Tally the lines in the listing below that contain "diarios" and report the tally alone.

Data in this exercise:

--- Start ---

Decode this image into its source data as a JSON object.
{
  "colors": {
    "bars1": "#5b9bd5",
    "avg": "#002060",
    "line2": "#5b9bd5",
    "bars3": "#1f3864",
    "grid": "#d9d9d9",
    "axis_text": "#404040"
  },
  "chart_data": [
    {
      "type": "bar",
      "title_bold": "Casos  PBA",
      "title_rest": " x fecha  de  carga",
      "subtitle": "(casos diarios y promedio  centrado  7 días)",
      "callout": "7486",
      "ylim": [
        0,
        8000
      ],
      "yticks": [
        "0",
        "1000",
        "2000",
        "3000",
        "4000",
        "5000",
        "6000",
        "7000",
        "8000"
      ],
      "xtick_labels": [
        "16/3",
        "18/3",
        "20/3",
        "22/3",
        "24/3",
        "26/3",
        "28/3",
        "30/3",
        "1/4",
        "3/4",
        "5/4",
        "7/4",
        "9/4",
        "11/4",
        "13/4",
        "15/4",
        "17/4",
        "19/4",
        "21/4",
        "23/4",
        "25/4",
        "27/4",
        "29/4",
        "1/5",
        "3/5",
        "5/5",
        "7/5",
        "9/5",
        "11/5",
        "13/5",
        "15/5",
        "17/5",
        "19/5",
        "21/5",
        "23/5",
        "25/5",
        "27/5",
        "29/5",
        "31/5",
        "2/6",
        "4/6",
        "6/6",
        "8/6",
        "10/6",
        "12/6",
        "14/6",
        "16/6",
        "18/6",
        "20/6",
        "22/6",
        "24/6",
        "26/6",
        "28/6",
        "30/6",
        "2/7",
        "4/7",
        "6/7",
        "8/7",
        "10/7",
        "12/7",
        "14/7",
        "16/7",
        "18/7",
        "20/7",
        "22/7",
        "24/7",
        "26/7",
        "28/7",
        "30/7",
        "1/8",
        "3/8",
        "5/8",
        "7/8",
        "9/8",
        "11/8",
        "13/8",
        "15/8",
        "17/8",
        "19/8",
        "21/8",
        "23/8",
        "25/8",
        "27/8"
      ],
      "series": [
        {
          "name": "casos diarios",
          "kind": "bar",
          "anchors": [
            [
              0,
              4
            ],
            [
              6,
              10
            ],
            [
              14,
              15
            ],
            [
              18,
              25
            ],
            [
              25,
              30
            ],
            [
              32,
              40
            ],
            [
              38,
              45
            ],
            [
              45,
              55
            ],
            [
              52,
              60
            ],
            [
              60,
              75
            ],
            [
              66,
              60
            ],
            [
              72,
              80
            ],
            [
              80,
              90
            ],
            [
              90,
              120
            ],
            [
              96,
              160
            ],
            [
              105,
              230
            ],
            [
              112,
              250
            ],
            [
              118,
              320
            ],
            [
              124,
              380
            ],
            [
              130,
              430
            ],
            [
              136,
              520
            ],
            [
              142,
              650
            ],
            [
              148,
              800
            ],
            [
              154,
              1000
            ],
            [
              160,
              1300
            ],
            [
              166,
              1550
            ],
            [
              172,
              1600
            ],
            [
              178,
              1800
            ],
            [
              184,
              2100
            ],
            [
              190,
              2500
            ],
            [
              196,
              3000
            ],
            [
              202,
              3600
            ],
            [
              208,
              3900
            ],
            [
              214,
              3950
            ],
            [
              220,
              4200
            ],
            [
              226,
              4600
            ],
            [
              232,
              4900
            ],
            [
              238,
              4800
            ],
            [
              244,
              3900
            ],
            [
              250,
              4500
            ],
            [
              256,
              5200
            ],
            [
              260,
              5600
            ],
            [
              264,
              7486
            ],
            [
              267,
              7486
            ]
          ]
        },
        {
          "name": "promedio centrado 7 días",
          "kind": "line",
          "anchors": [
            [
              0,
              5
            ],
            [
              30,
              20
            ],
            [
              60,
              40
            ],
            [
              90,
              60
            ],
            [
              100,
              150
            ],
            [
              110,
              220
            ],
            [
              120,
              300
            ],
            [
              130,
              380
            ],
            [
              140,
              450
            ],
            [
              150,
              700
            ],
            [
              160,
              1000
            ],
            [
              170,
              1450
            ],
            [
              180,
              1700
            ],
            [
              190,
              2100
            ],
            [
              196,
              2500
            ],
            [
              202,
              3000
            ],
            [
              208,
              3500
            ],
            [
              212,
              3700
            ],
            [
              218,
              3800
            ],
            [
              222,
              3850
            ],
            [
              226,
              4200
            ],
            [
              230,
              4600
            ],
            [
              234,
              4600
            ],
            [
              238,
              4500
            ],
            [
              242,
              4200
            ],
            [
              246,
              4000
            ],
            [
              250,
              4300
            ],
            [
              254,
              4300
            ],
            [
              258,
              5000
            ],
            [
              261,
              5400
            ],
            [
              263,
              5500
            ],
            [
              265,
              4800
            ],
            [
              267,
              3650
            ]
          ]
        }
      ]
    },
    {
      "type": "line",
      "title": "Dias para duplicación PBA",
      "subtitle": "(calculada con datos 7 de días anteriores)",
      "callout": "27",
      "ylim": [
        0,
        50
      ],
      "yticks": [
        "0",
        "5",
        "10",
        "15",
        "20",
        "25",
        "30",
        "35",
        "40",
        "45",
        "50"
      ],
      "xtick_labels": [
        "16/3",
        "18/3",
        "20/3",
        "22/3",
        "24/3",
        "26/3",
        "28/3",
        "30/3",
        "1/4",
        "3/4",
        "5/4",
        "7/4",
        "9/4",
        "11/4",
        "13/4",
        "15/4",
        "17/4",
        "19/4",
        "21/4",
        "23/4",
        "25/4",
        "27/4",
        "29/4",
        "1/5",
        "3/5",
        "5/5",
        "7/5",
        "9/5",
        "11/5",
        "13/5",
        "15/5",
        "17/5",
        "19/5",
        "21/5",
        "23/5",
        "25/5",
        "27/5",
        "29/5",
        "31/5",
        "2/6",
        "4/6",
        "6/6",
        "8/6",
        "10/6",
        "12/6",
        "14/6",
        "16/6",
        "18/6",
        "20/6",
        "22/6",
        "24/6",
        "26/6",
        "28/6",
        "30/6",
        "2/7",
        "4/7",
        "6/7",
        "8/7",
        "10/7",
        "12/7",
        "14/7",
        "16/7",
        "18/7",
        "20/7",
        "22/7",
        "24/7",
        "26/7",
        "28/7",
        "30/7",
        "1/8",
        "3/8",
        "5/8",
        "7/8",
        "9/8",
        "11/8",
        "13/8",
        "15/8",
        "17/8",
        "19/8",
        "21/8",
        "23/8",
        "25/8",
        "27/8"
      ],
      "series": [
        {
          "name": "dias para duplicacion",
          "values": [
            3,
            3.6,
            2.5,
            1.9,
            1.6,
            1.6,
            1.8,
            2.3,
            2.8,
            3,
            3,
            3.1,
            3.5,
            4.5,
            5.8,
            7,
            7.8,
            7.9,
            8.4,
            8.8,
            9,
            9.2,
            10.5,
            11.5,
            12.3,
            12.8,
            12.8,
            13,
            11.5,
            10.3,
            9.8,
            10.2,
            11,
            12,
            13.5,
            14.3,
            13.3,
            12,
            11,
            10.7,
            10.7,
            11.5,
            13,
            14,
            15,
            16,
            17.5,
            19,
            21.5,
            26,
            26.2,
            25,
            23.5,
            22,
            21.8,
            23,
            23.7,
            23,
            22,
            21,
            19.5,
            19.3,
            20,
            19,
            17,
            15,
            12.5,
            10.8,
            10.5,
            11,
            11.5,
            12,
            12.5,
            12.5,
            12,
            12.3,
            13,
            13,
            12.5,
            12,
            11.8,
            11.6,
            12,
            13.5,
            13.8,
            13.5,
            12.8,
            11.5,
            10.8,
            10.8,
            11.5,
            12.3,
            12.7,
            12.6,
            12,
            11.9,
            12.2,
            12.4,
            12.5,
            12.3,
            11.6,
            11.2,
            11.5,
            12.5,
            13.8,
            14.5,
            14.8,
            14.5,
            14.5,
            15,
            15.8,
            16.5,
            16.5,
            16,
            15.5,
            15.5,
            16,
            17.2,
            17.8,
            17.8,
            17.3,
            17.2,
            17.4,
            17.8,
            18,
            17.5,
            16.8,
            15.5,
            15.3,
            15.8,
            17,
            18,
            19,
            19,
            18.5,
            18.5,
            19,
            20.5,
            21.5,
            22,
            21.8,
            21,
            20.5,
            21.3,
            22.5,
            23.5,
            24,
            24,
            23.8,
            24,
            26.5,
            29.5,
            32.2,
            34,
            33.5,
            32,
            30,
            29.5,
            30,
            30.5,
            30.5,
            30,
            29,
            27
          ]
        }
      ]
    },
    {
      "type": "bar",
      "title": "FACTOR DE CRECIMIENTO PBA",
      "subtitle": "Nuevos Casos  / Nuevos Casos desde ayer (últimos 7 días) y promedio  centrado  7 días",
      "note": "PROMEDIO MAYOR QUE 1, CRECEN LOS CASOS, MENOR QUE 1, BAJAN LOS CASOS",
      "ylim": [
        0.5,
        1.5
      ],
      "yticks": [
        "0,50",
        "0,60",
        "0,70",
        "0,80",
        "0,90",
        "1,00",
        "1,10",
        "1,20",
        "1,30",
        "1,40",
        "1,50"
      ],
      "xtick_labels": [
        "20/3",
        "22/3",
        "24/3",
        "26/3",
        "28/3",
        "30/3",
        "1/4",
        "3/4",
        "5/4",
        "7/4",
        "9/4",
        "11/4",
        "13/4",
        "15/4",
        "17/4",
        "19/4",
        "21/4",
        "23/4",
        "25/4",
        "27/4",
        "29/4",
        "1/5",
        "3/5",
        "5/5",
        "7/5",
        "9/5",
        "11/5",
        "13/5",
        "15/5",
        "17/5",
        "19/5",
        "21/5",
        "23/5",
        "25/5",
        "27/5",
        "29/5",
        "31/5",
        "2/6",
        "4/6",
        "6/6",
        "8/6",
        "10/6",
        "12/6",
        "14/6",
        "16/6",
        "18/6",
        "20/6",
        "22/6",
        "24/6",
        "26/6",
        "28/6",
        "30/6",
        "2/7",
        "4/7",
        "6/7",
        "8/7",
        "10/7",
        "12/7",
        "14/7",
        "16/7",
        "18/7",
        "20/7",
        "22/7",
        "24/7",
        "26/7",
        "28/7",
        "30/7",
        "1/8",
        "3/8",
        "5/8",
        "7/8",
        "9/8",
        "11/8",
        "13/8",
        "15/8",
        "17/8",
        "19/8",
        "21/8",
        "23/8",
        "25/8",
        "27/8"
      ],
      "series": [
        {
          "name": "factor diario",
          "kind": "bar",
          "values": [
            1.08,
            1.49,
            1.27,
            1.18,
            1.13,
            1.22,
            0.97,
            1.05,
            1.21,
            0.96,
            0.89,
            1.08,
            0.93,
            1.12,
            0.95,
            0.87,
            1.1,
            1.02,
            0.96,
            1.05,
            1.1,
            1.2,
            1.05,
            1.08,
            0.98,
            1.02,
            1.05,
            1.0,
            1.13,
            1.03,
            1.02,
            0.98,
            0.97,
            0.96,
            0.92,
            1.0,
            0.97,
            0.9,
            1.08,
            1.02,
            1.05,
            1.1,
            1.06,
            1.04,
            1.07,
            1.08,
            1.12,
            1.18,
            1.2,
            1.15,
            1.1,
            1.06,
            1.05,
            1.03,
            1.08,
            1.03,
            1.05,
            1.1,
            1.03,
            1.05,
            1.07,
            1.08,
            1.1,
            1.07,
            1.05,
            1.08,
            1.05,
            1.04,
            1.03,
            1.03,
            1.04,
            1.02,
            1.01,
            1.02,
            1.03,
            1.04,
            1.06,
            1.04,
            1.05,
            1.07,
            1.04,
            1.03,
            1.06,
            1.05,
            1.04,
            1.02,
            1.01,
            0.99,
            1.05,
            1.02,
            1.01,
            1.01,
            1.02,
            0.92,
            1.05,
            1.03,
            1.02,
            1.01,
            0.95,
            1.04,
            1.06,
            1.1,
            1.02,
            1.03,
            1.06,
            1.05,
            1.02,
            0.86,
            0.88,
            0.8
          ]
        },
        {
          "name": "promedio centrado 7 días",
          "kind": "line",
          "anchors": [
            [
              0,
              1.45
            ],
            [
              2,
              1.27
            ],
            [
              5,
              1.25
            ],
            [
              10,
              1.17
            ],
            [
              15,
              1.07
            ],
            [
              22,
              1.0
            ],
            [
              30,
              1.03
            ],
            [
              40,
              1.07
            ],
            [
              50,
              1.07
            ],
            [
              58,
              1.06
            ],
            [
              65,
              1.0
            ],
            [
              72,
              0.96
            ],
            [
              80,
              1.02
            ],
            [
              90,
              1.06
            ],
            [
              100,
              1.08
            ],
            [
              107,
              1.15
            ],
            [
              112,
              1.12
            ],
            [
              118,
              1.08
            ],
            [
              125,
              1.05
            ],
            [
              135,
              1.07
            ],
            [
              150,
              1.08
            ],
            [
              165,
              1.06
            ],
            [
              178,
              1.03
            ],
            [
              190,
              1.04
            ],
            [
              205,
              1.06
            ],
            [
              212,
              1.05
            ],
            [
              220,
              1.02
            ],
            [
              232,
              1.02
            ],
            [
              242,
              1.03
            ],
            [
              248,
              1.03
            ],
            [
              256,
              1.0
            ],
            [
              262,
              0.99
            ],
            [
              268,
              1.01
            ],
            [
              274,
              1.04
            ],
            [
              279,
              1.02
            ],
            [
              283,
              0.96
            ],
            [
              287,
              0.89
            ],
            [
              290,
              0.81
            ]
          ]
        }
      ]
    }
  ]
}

--- End ---

Result:
2